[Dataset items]
----------

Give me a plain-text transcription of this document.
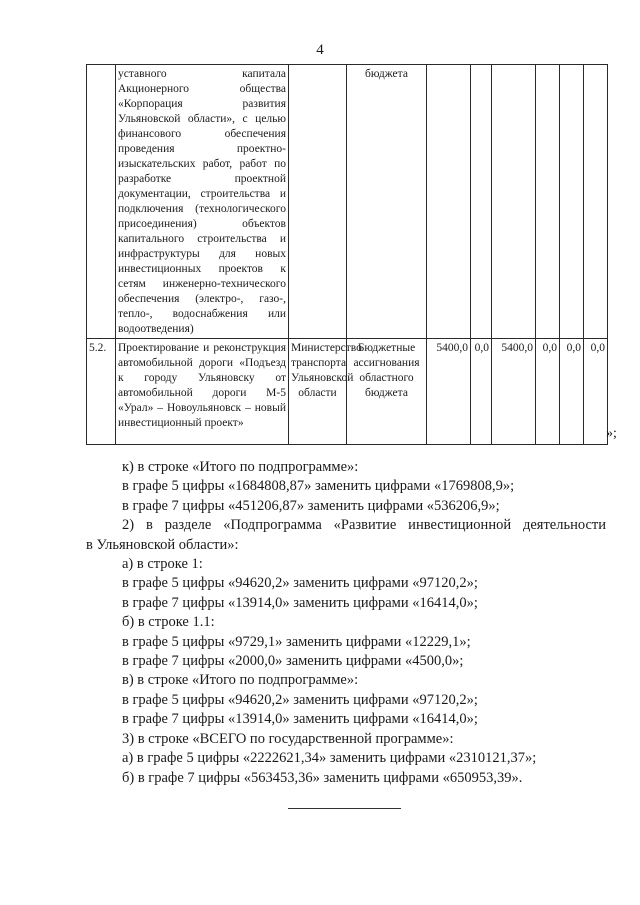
4
	уставного капитала Акционерного общества «Корпорация развития Ульяновской области», с целью финансового обеспечения проведения проектно-изыскательских работ, работ по разработке проектной документации, строительства и подключения (технологического присоединения) объектов капитального строительства и инфраструктуры для новых инвестиционных проектов к сетям инженерно-технического обеспечения (электро-, газо-, тепло-, водоснабжения или водоотведения)		бюджета						
5.2.	Проектирование и реконструкция автомобильной дороги «Подъезд к городу Ульяновску от автомобильной дороги М-5 «Урал» – Новоульяновск – новый инвестиционный проект»	Министерство транспорта Ульяновской области	Бюджетные ассигнования областного бюджета	5400,0	0,0	5400,0	0,0	0,0	0,0
»;
к) в строке «Итого по подпрограмме»:
в графе 5 цифры «1684808,87» заменить цифрами «1769808,9»;
в графе 7 цифры «451206,87» заменить цифрами «536206,9»;
2) в разделе «Подпрограмма «Развитие инвестиционной деятельности
в Ульяновской области»:
а) в строке 1:
в графе 5 цифры «94620,2» заменить цифрами «97120,2»;
в графе 7 цифры «13914,0» заменить цифрами «16414,0»;
б) в строке 1.1:
в графе 5 цифры «9729,1» заменить цифрами «12229,1»;
в графе 7 цифры «2000,0» заменить цифрами «4500,0»;
в) в строке «Итого по подпрограмме»:
в графе 5 цифры «94620,2» заменить цифрами «97120,2»;
в графе 7 цифры «13914,0» заменить цифрами «16414,0»;
3) в строке «ВСЕГО по государственной программе»:
а) в графе 5 цифры «2222621,34» заменить цифрами «2310121,37»;
б) в графе 7 цифры «563453,36» заменить цифрами «650953,39».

----------

Challenge —
Copy each line from the data above that includes "Итого".

Task solution —
к) в строке «Итого по подпрограмме»:
в) в строке «Итого по подпрограмме»:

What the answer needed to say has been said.